| TASK |
Reproduce every record below exactly as written, leaving out any pictures.

=== AVAILABLE RECORDS ===

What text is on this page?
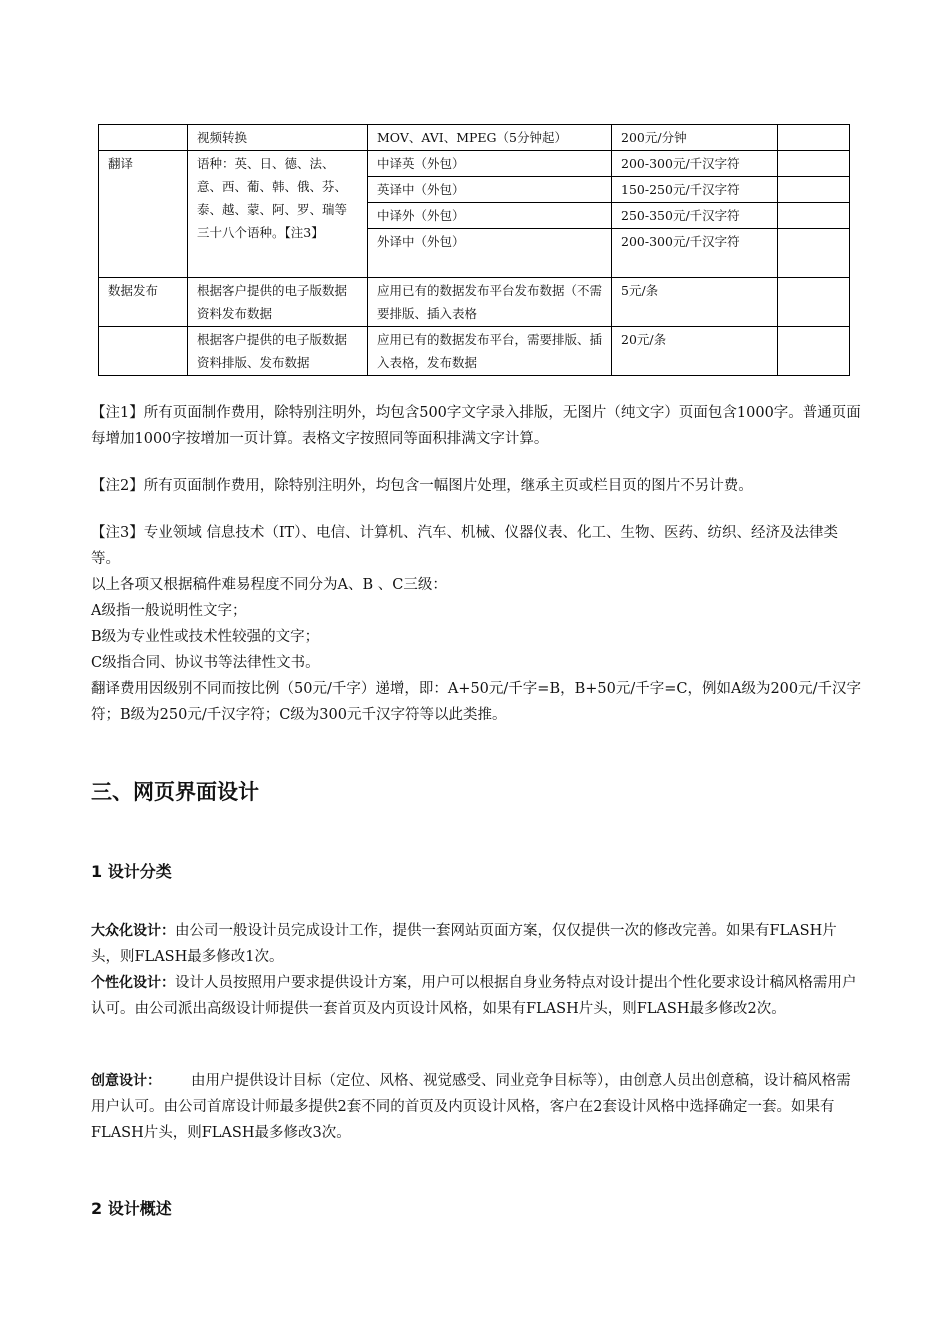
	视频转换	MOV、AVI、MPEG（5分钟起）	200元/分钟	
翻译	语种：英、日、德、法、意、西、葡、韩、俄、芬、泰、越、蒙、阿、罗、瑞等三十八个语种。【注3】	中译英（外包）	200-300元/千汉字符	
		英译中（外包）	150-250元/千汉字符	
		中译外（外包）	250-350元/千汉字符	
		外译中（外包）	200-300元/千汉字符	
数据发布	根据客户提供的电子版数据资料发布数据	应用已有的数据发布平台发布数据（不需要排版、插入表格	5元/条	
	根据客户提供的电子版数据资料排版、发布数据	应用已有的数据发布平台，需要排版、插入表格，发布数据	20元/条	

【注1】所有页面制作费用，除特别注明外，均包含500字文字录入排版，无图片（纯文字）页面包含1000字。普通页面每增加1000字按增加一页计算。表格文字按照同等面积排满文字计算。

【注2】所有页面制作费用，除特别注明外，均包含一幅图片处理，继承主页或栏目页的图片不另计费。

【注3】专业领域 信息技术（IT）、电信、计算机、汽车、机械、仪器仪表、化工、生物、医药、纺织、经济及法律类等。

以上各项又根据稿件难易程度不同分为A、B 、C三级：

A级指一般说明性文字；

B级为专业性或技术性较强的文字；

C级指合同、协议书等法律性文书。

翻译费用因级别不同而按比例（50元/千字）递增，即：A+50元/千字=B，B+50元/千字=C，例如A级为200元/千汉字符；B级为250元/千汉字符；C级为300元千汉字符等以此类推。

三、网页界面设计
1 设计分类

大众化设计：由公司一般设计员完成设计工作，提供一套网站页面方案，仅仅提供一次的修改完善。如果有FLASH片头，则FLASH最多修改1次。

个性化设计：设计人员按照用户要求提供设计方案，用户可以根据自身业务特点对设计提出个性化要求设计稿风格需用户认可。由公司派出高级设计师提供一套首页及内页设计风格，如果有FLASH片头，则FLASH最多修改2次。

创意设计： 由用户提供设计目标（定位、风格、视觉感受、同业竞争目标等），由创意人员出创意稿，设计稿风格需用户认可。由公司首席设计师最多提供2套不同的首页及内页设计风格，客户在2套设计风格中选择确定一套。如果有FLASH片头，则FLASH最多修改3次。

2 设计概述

===

| SOLVED PROBLEM |
What text is on this page?
	视频转换	MOV、AVI、MPEG（5分钟起）	200元/分钟	
翻译	语种：英、日、德、法、意、西、葡、韩、俄、芬、泰、越、蒙、阿、罗、瑞等三十八个语种。【注3】	中译英（外包）	200-300元/千汉字符	
		英译中（外包）	150-250元/千汉字符	
		中译外（外包）	250-350元/千汉字符	
		外译中（外包）	200-300元/千汉字符	
数据发布	根据客户提供的电子版数据资料发布数据	应用已有的数据发布平台发布数据（不需要排版、插入表格	5元/条	
	根据客户提供的电子版数据资料排版、发布数据	应用已有的数据发布平台，需要排版、插入表格，发布数据	20元/条	

【注1】所有页面制作费用，除特别注明外，均包含500字文字录入排版，无图片（纯文字）页面包含1000字。普通页面每增加1000字按增加一页计算。表格文字按照同等面积排满文字计算。

【注2】所有页面制作费用，除特别注明外，均包含一幅图片处理，继承主页或栏目页的图片不另计费。

【注3】专业领域 信息技术（IT）、电信、计算机、汽车、机械、仪器仪表、化工、生物、医药、纺织、经济及法律类等。

以上各项又根据稿件难易程度不同分为A、B 、C三级：

A级指一般说明性文字；

B级为专业性或技术性较强的文字；

C级指合同、协议书等法律性文书。

翻译费用因级别不同而按比例（50元/千字）递增，即：A+50元/千字=B，B+50元/千字=C，例如A级为200元/千汉字符；B级为250元/千汉字符；C级为300元千汉字符等以此类推。

三、网页界面设计
1 设计分类

大众化设计：由公司一般设计员完成设计工作，提供一套网站页面方案，仅仅提供一次的修改完善。如果有FLASH片头，则FLASH最多修改1次。

个性化设计：设计人员按照用户要求提供设计方案，用户可以根据自身业务特点对设计提出个性化要求设计稿风格需用户认可。由公司派出高级设计师提供一套首页及内页设计风格，如果有FLASH片头，则FLASH最多修改2次。

创意设计： 由用户提供设计目标（定位、风格、视觉感受、同业竞争目标等），由创意人员出创意稿，设计稿风格需用户认可。由公司首席设计师最多提供2套不同的首页及内页设计风格，客户在2套设计风格中选择确定一套。如果有FLASH片头，则FLASH最多修改3次。

2 设计概述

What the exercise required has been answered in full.